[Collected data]
-- Begin --

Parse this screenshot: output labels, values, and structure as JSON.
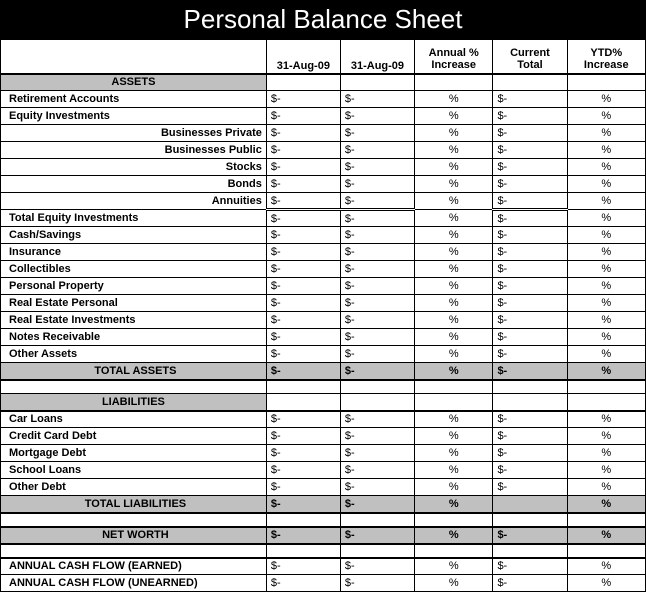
{
  "title": "Personal Balance Sheet",
  "headers": {
    "col1": "31-Aug-09",
    "col2": "31-Aug-09",
    "col3": "Annual % Increase",
    "col4": "Current Total",
    "col5": "YTD% Increase"
  },
  "assets": {
    "section_title": "ASSETS",
    "rows": [
      {
        "label": "Retirement Accounts",
        "v1": "$-",
        "v2": "$-",
        "p1": "%",
        "v3": "$-",
        "p2": "%",
        "sub": false
      },
      {
        "label": "Equity Investments",
        "v1": "$-",
        "v2": "$-",
        "p1": "%",
        "v3": "$-",
        "p2": "%",
        "sub": false
      },
      {
        "label": "Businesses Private",
        "v1": "$-",
        "v2": "$-",
        "p1": "%",
        "v3": "$-",
        "p2": "%",
        "sub": true
      },
      {
        "label": "Businesses Public",
        "v1": "$-",
        "v2": "$-",
        "p1": "%",
        "v3": "$-",
        "p2": "%",
        "sub": true
      },
      {
        "label": "Stocks",
        "v1": "$-",
        "v2": "$-",
        "p1": "%",
        "v3": "$-",
        "p2": "%",
        "sub": true
      },
      {
        "label": "Bonds",
        "v1": "$-",
        "v2": "$-",
        "p1": "%",
        "v3": "$-",
        "p2": "%",
        "sub": true
      },
      {
        "label": "Annuities",
        "v1": "$-",
        "v2": "$-",
        "p1": "%",
        "v3": "$-",
        "p2": "%",
        "sub": true,
        "dbl": true
      },
      {
        "label": "Total Equity Investments",
        "v1": "$-",
        "v2": "$-",
        "p1": "%",
        "v3": "$-",
        "p2": "%",
        "sub": false
      },
      {
        "label": "Cash/Savings",
        "v1": "$-",
        "v2": "$-",
        "p1": "%",
        "v3": "$-",
        "p2": "%",
        "sub": false
      },
      {
        "label": "Insurance",
        "v1": "$-",
        "v2": "$-",
        "p1": "%",
        "v3": "$-",
        "p2": "%",
        "sub": false
      },
      {
        "label": "Collectibles",
        "v1": "$-",
        "v2": "$-",
        "p1": "%",
        "v3": "$-",
        "p2": "%",
        "sub": false
      },
      {
        "label": "Personal Property",
        "v1": "$-",
        "v2": "$-",
        "p1": "%",
        "v3": "$-",
        "p2": "%",
        "sub": false
      },
      {
        "label": "Real Estate Personal",
        "v1": "$-",
        "v2": "$-",
        "p1": "%",
        "v3": "$-",
        "p2": "%",
        "sub": false
      },
      {
        "label": "Real Estate Investments",
        "v1": "$-",
        "v2": "$-",
        "p1": "%",
        "v3": "$-",
        "p2": "%",
        "sub": false
      },
      {
        "label": "Notes Receivable",
        "v1": "$-",
        "v2": "$-",
        "p1": "%",
        "v3": "$-",
        "p2": "%",
        "sub": false
      },
      {
        "label": "Other Assets",
        "v1": "$-",
        "v2": "$-",
        "p1": "%",
        "v3": "$-",
        "p2": "%",
        "sub": false
      }
    ],
    "total": {
      "label": "TOTAL ASSETS",
      "v1": "$-",
      "v2": "$-",
      "p1": "%",
      "v3": "$-",
      "p2": "%"
    }
  },
  "liabilities": {
    "section_title": "LIABILITIES",
    "rows": [
      {
        "label": "Car Loans",
        "v1": "$-",
        "v2": "$-",
        "p1": "%",
        "v3": "$-",
        "p2": "%"
      },
      {
        "label": "Credit Card Debt",
        "v1": "$-",
        "v2": "$-",
        "p1": "%",
        "v3": "$-",
        "p2": "%"
      },
      {
        "label": "Mortgage Debt",
        "v1": "$-",
        "v2": "$-",
        "p1": "%",
        "v3": "$-",
        "p2": "%"
      },
      {
        "label": "School Loans",
        "v1": "$-",
        "v2": "$-",
        "p1": "%",
        "v3": "$-",
        "p2": "%"
      },
      {
        "label": "Other Debt",
        "v1": "$-",
        "v2": "$-",
        "p1": "%",
        "v3": "$-",
        "p2": "%"
      }
    ],
    "total": {
      "label": "TOTAL LIABILITIES",
      "v1": "$-",
      "v2": "$-",
      "p1": "%",
      "v3": "",
      "p2": "%"
    }
  },
  "networth": {
    "label": "NET WORTH",
    "v1": "$-",
    "v2": "$-",
    "p1": "%",
    "v3": "$-",
    "p2": "%"
  },
  "cashflows": [
    {
      "label": "ANNUAL CASH FLOW  (EARNED)",
      "v1": "$-",
      "v2": "$-",
      "p1": "%",
      "v3": "$-",
      "p2": "%"
    },
    {
      "label": "ANNUAL CASH FLOW (UNEARNED)",
      "v1": "$-",
      "v2": "$-",
      "p1": "%",
      "v3": "$-",
      "p2": "%"
    }
  ]
}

-- End --

Problem to solve: Reproduce every entry word for word, but skip any pictures.

The solution:
Parse this screenshot: output labels, values, and structure as JSON.
{
  "title": "Personal Balance Sheet",
  "headers": {
    "col1": "31-Aug-09",
    "col2": "31-Aug-09",
    "col3": "Annual % Increase",
    "col4": "Current Total",
    "col5": "YTD% Increase"
  },
  "assets": {
    "section_title": "ASSETS",
    "rows": [
      {
        "label": "Retirement Accounts",
        "v1": "$-",
        "v2": "$-",
        "p1": "%",
        "v3": "$-",
        "p2": "%",
        "sub": false
      },
      {
        "label": "Equity Investments",
        "v1": "$-",
        "v2": "$-",
        "p1": "%",
        "v3": "$-",
        "p2": "%",
        "sub": false
      },
      {
        "label": "Businesses Private",
        "v1": "$-",
        "v2": "$-",
        "p1": "%",
        "v3": "$-",
        "p2": "%",
        "sub": true
      },
      {
        "label": "Businesses Public",
        "v1": "$-",
        "v2": "$-",
        "p1": "%",
        "v3": "$-",
        "p2": "%",
        "sub": true
      },
      {
        "label": "Stocks",
        "v1": "$-",
        "v2": "$-",
        "p1": "%",
        "v3": "$-",
        "p2": "%",
        "sub": true
      },
      {
        "label": "Bonds",
        "v1": "$-",
        "v2": "$-",
        "p1": "%",
        "v3": "$-",
        "p2": "%",
        "sub": true
      },
      {
        "label": "Annuities",
        "v1": "$-",
        "v2": "$-",
        "p1": "%",
        "v3": "$-",
        "p2": "%",
        "sub": true,
        "dbl": true
      },
      {
        "label": "Total Equity Investments",
        "v1": "$-",
        "v2": "$-",
        "p1": "%",
        "v3": "$-",
        "p2": "%",
        "sub": false
      },
      {
        "label": "Cash/Savings",
        "v1": "$-",
        "v2": "$-",
        "p1": "%",
        "v3": "$-",
        "p2": "%",
        "sub": false
      },
      {
        "label": "Insurance",
        "v1": "$-",
        "v2": "$-",
        "p1": "%",
        "v3": "$-",
        "p2": "%",
        "sub": false
      },
      {
        "label": "Collectibles",
        "v1": "$-",
        "v2": "$-",
        "p1": "%",
        "v3": "$-",
        "p2": "%",
        "sub": false
      },
      {
        "label": "Personal Property",
        "v1": "$-",
        "v2": "$-",
        "p1": "%",
        "v3": "$-",
        "p2": "%",
        "sub": false
      },
      {
        "label": "Real Estate Personal",
        "v1": "$-",
        "v2": "$-",
        "p1": "%",
        "v3": "$-",
        "p2": "%",
        "sub": false
      },
      {
        "label": "Real Estate Investments",
        "v1": "$-",
        "v2": "$-",
        "p1": "%",
        "v3": "$-",
        "p2": "%",
        "sub": false
      },
      {
        "label": "Notes Receivable",
        "v1": "$-",
        "v2": "$-",
        "p1": "%",
        "v3": "$-",
        "p2": "%",
        "sub": false
      },
      {
        "label": "Other Assets",
        "v1": "$-",
        "v2": "$-",
        "p1": "%",
        "v3": "$-",
        "p2": "%",
        "sub": false
      }
    ],
    "total": {
      "label": "TOTAL ASSETS",
      "v1": "$-",
      "v2": "$-",
      "p1": "%",
      "v3": "$-",
      "p2": "%"
    }
  },
  "liabilities": {
    "section_title": "LIABILITIES",
    "rows": [
      {
        "label": "Car Loans",
        "v1": "$-",
        "v2": "$-",
        "p1": "%",
        "v3": "$-",
        "p2": "%"
      },
      {
        "label": "Credit Card Debt",
        "v1": "$-",
        "v2": "$-",
        "p1": "%",
        "v3": "$-",
        "p2": "%"
      },
      {
        "label": "Mortgage Debt",
        "v1": "$-",
        "v2": "$-",
        "p1": "%",
        "v3": "$-",
        "p2": "%"
      },
      {
        "label": "School Loans",
        "v1": "$-",
        "v2": "$-",
        "p1": "%",
        "v3": "$-",
        "p2": "%"
      },
      {
        "label": "Other Debt",
        "v1": "$-",
        "v2": "$-",
        "p1": "%",
        "v3": "$-",
        "p2": "%"
      }
    ],
    "total": {
      "label": "TOTAL LIABILITIES",
      "v1": "$-",
      "v2": "$-",
      "p1": "%",
      "v3": "",
      "p2": "%"
    }
  },
  "networth": {
    "label": "NET WORTH",
    "v1": "$-",
    "v2": "$-",
    "p1": "%",
    "v3": "$-",
    "p2": "%"
  },
  "cashflows": [
    {
      "label": "ANNUAL CASH FLOW  (EARNED)",
      "v1": "$-",
      "v2": "$-",
      "p1": "%",
      "v3": "$-",
      "p2": "%"
    },
    {
      "label": "ANNUAL CASH FLOW (UNEARNED)",
      "v1": "$-",
      "v2": "$-",
      "p1": "%",
      "v3": "$-",
      "p2": "%"
    }
  ]
}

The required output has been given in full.